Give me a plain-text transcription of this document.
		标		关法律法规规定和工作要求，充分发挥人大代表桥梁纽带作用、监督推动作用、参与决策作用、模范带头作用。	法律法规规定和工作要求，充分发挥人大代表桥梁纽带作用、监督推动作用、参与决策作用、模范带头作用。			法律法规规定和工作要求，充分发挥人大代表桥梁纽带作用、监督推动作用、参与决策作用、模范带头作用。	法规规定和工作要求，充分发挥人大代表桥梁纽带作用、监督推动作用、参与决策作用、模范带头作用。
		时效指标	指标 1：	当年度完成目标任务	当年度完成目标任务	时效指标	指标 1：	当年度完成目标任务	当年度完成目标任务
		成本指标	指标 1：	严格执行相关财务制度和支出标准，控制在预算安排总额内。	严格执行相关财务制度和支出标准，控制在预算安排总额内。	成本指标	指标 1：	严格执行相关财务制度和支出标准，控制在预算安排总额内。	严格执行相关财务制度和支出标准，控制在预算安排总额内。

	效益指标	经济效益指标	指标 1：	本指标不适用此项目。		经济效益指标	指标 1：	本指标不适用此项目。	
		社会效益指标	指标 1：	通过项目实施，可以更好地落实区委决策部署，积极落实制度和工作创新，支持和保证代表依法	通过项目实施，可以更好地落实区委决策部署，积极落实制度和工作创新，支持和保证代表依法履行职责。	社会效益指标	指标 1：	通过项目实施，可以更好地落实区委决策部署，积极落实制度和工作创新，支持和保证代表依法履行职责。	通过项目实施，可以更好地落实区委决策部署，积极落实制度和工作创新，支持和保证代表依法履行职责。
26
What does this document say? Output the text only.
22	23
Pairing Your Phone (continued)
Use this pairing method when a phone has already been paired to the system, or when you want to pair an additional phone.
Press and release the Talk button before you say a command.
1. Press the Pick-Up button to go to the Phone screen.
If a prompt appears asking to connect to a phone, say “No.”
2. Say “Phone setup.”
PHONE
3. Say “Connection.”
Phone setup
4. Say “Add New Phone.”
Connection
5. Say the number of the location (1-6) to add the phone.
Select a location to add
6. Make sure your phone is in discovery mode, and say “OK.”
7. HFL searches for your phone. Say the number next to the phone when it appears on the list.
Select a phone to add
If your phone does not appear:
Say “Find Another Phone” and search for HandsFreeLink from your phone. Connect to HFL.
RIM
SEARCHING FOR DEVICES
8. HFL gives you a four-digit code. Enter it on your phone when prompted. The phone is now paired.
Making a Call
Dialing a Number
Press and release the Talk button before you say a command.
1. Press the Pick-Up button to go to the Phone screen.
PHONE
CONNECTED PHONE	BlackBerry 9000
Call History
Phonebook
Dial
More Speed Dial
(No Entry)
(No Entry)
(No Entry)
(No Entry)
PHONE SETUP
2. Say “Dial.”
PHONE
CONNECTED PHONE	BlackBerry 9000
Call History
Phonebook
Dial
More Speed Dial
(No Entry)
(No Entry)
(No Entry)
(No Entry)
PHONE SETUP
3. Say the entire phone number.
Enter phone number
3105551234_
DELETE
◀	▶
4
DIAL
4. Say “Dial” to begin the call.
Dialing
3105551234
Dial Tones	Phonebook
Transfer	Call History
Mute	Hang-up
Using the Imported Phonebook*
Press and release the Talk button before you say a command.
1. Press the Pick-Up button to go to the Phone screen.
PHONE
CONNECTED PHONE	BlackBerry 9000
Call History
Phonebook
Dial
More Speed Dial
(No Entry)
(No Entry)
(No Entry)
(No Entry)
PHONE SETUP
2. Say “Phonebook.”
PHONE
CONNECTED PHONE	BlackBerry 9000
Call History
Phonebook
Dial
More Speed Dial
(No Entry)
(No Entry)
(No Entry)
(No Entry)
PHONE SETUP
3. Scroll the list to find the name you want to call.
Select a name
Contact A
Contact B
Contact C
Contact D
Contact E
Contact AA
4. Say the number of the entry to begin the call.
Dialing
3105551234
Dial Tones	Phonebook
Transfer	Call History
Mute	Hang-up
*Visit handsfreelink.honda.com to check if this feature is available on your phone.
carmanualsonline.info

- The request: Without leaving anything out, quote all the data.

- Result of this task:
Give me a plain-text transcription of this document.
		标		关法律法规规定和工作要求，充分发挥人大代表桥梁纽带作用、监督推动作用、参与决策作用、模范带头作用。	法律法规规定和工作要求，充分发挥人大代表桥梁纽带作用、监督推动作用、参与决策作用、模范带头作用。			法律法规规定和工作要求，充分发挥人大代表桥梁纽带作用、监督推动作用、参与决策作用、模范带头作用。	法规规定和工作要求，充分发挥人大代表桥梁纽带作用、监督推动作用、参与决策作用、模范带头作用。
		时效指标	指标 1：	当年度完成目标任务	当年度完成目标任务	时效指标	指标 1：	当年度完成目标任务	当年度完成目标任务
		成本指标	指标 1：	严格执行相关财务制度和支出标准，控制在预算安排总额内。	严格执行相关财务制度和支出标准，控制在预算安排总额内。	成本指标	指标 1：	严格执行相关财务制度和支出标准，控制在预算安排总额内。	严格执行相关财务制度和支出标准，控制在预算安排总额内。

	效益指标	经济效益指标	指标 1：	本指标不适用此项目。		经济效益指标	指标 1：	本指标不适用此项目。	
		社会效益指标	指标 1：	通过项目实施，可以更好地落实区委决策部署，积极落实制度和工作创新，支持和保证代表依法	通过项目实施，可以更好地落实区委决策部署，积极落实制度和工作创新，支持和保证代表依法履行职责。	社会效益指标	指标 1：	通过项目实施，可以更好地落实区委决策部署，积极落实制度和工作创新，支持和保证代表依法履行职责。	通过项目实施，可以更好地落实区委决策部署，积极落实制度和工作创新，支持和保证代表依法履行职责。
26
What does this document say? Output the text only.
22	23
Pairing Your Phone (continued)
Use this pairing method when a phone has already been paired to the system, or when you want to pair an additional phone.
Press and release the Talk button before you say a command.
1. Press the Pick-Up button to go to the Phone screen.
If a prompt appears asking to connect to a phone, say “No.”
2. Say “Phone setup.”
PHONE
3. Say “Connection.”
Phone setup
4. Say “Add New Phone.”
Connection
5. Say the number of the location (1-6) to add the phone.
Select a location to add
6. Make sure your phone is in discovery mode, and say “OK.”
7. HFL searches for your phone. Say the number next to the phone when it appears on the list.
Select a phone to add
If your phone does not appear:
Say “Find Another Phone” and search for HandsFreeLink from your phone. Connect to HFL.
RIM
SEARCHING FOR DEVICES
8. HFL gives you a four-digit code. Enter it on your phone when prompted. The phone is now paired.
Making a Call
Dialing a Number
Press and release the Talk button before you say a command.
1. Press the Pick-Up button to go to the Phone screen.
PHONE
CONNECTED PHONE	BlackBerry 9000
Call History
Phonebook
Dial
More Speed Dial
(No Entry)
(No Entry)
(No Entry)
(No Entry)
PHONE SETUP
2. Say “Dial.”
PHONE
CONNECTED PHONE	BlackBerry 9000
Call History
Phonebook
Dial
More Speed Dial
(No Entry)
(No Entry)
(No Entry)
(No Entry)
PHONE SETUP
3. Say the entire phone number.
Enter phone number
3105551234_
DELETE
◀	▶
4
DIAL
4. Say “Dial” to begin the call.
Dialing
3105551234
Dial Tones	Phonebook
Transfer	Call History
Mute	Hang-up
Using the Imported Phonebook*
Press and release the Talk button before you say a command.
1. Press the Pick-Up button to go to the Phone screen.
PHONE
CONNECTED PHONE	BlackBerry 9000
Call History
Phonebook
Dial
More Speed Dial
(No Entry)
(No Entry)
(No Entry)
(No Entry)
PHONE SETUP
2. Say “Phonebook.”
PHONE
CONNECTED PHONE	BlackBerry 9000
Call History
Phonebook
Dial
More Speed Dial
(No Entry)
(No Entry)
(No Entry)
(No Entry)
PHONE SETUP
3. Scroll the list to find the name you want to call.
Select a name
Contact A
Contact B
Contact C
Contact D
Contact E
Contact AA
4. Say the number of the entry to begin the call.
Dialing
3105551234
Dial Tones	Phonebook
Transfer	Call History
Mute	Hang-up
*Visit handsfreelink.honda.com to check if this feature is available on your phone.
carmanualsonline.info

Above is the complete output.